Exercise requirements: Repeat all the records exactly, omitting pictures.

Extracts from a graphics dataset:
——————————

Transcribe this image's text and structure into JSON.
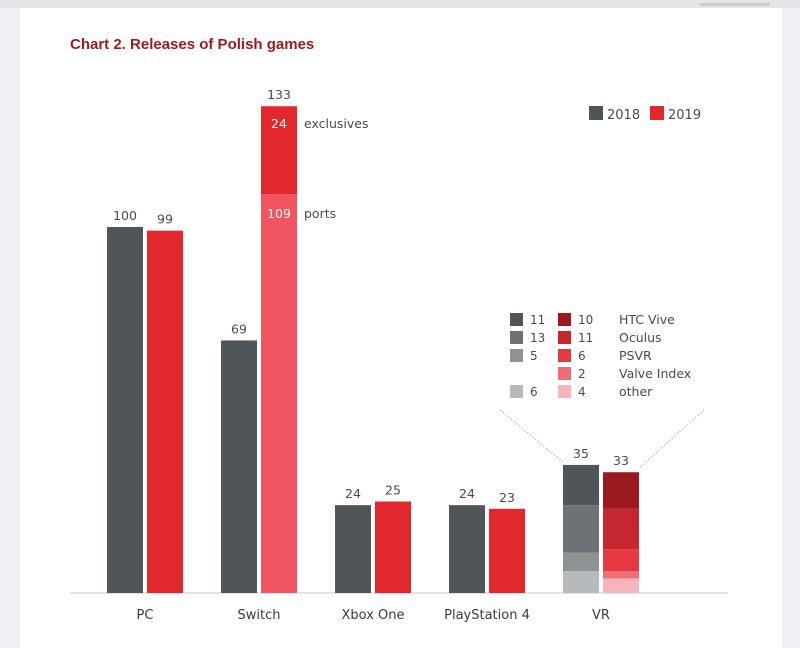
{
  "title": "Chart 2. Releases of Polish games",
  "chart_data": {
    "type": "bar",
    "categories": [
      "PC",
      "Switch",
      "Xbox One",
      "PlayStation 4",
      "VR"
    ],
    "series": [
      {
        "name": "2018",
        "color": "#4f5558",
        "values": [
          100,
          69,
          24,
          24,
          35
        ],
        "labels": [
          "100",
          "69",
          "24",
          "24",
          "35"
        ]
      },
      {
        "name": "2019",
        "color": "#e2272d",
        "values": [
          99,
          133,
          25,
          23,
          33
        ],
        "labels": [
          "99",
          "133",
          "25",
          "23",
          "33"
        ]
      }
    ],
    "switch_2019_breakdown": [
      {
        "name": "ports",
        "value": 109,
        "label": "109",
        "color": "#f25562"
      },
      {
        "name": "exclusives",
        "value": 24,
        "label": "24",
        "color": "#e2272d"
      }
    ],
    "vr_breakdown": {
      "headsets": [
        "HTC Vive",
        "Oculus",
        "PSVR",
        "Valve Index",
        "other"
      ],
      "values_2018": [
        11,
        13,
        5,
        null,
        6
      ],
      "values_2019": [
        10,
        11,
        6,
        2,
        4
      ],
      "labels_2018": [
        "11",
        "13",
        "5",
        "",
        "6"
      ],
      "labels_2019": [
        "10",
        "11",
        "6",
        "2",
        "4"
      ],
      "colors_2018": [
        "#4f5558",
        "#6c7275",
        "#8d9295",
        null,
        "#b6babd"
      ],
      "colors_2019": [
        "#9b1a1f",
        "#c6262d",
        "#e53b40",
        "#ef6e76",
        "#f5b5ba"
      ]
    },
    "ylim": [
      0,
      140
    ],
    "legend": "top-right",
    "grid": false
  }
}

——————————

Solution:
Transcribe this image's text and structure into JSON.
{
  "title": "Chart 2. Releases of Polish games",
  "chart_data": {
    "type": "bar",
    "categories": [
      "PC",
      "Switch",
      "Xbox One",
      "PlayStation 4",
      "VR"
    ],
    "series": [
      {
        "name": "2018",
        "color": "#4f5558",
        "values": [
          100,
          69,
          24,
          24,
          35
        ],
        "labels": [
          "100",
          "69",
          "24",
          "24",
          "35"
        ]
      },
      {
        "name": "2019",
        "color": "#e2272d",
        "values": [
          99,
          133,
          25,
          23,
          33
        ],
        "labels": [
          "99",
          "133",
          "25",
          "23",
          "33"
        ]
      }
    ],
    "switch_2019_breakdown": [
      {
        "name": "ports",
        "value": 109,
        "label": "109",
        "color": "#f25562"
      },
      {
        "name": "exclusives",
        "value": 24,
        "label": "24",
        "color": "#e2272d"
      }
    ],
    "vr_breakdown": {
      "headsets": [
        "HTC Vive",
        "Oculus",
        "PSVR",
        "Valve Index",
        "other"
      ],
      "values_2018": [
        11,
        13,
        5,
        null,
        6
      ],
      "values_2019": [
        10,
        11,
        6,
        2,
        4
      ],
      "labels_2018": [
        "11",
        "13",
        "5",
        "",
        "6"
      ],
      "labels_2019": [
        "10",
        "11",
        "6",
        "2",
        "4"
      ],
      "colors_2018": [
        "#4f5558",
        "#6c7275",
        "#8d9295",
        null,
        "#b6babd"
      ],
      "colors_2019": [
        "#9b1a1f",
        "#c6262d",
        "#e53b40",
        "#ef6e76",
        "#f5b5ba"
      ]
    },
    "ylim": [
      0,
      140
    ],
    "legend": "top-right",
    "grid": false
  }
}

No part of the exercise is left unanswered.